How many lines in the records below contain the word "comments"? Give only the number.

The records:

——

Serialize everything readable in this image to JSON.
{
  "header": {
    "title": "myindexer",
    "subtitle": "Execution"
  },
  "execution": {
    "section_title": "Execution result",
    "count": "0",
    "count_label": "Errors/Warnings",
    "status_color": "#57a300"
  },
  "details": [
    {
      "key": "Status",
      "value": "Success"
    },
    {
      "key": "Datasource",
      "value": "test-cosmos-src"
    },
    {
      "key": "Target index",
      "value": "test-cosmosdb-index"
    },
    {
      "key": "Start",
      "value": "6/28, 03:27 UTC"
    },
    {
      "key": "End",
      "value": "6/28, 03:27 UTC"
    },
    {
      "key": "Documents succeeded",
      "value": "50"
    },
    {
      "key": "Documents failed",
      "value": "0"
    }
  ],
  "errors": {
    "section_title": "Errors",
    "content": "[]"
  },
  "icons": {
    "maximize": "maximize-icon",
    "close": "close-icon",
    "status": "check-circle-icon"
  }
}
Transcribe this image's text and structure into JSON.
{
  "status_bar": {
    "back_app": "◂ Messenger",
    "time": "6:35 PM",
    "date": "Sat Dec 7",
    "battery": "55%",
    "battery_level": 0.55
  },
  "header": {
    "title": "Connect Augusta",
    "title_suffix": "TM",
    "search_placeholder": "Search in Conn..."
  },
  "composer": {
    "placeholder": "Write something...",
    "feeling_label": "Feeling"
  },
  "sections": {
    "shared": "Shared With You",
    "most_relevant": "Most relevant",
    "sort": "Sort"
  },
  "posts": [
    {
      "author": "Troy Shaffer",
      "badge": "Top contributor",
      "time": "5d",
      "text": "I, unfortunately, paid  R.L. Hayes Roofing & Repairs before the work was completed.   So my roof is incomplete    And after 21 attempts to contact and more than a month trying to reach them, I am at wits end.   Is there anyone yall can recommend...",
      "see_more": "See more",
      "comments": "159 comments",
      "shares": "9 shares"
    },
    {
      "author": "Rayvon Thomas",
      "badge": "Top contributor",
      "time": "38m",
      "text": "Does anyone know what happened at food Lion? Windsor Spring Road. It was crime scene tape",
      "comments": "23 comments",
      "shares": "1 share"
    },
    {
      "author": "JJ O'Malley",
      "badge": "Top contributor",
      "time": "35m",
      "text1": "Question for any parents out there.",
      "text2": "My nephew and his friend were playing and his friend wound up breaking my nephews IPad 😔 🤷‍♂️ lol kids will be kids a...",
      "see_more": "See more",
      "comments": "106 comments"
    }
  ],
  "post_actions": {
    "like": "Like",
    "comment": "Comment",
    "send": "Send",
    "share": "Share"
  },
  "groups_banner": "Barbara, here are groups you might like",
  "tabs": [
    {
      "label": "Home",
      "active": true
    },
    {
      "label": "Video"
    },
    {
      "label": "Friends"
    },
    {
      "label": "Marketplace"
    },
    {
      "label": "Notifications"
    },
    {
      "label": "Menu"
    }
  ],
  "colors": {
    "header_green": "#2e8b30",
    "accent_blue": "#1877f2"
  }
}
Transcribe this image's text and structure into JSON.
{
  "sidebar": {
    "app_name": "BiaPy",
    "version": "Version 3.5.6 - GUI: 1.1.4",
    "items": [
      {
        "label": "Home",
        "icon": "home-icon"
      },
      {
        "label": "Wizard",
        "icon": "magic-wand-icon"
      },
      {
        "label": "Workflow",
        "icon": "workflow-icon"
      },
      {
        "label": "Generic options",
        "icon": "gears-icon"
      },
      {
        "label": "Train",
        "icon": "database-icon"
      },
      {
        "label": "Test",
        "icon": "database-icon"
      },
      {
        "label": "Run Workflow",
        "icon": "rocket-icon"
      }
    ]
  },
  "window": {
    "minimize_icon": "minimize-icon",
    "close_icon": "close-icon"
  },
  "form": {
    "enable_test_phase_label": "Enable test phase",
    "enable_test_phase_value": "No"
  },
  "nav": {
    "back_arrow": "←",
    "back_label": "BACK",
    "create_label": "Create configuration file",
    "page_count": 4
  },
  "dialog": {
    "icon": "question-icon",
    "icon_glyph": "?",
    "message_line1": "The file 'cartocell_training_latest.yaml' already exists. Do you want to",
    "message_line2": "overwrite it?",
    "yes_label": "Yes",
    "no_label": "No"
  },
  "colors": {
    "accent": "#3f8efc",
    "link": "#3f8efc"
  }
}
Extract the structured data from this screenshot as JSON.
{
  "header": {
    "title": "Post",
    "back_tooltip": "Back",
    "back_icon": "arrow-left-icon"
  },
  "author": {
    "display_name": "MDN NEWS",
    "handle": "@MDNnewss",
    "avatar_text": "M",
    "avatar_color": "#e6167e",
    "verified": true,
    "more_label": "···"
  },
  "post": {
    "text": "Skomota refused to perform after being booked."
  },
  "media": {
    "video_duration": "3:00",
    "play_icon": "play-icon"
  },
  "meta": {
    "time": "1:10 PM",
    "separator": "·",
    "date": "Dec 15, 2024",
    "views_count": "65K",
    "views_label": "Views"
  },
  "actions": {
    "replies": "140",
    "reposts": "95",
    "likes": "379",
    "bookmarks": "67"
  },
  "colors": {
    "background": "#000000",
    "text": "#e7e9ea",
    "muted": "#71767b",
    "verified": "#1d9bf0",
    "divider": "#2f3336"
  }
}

——

Response to this task: 3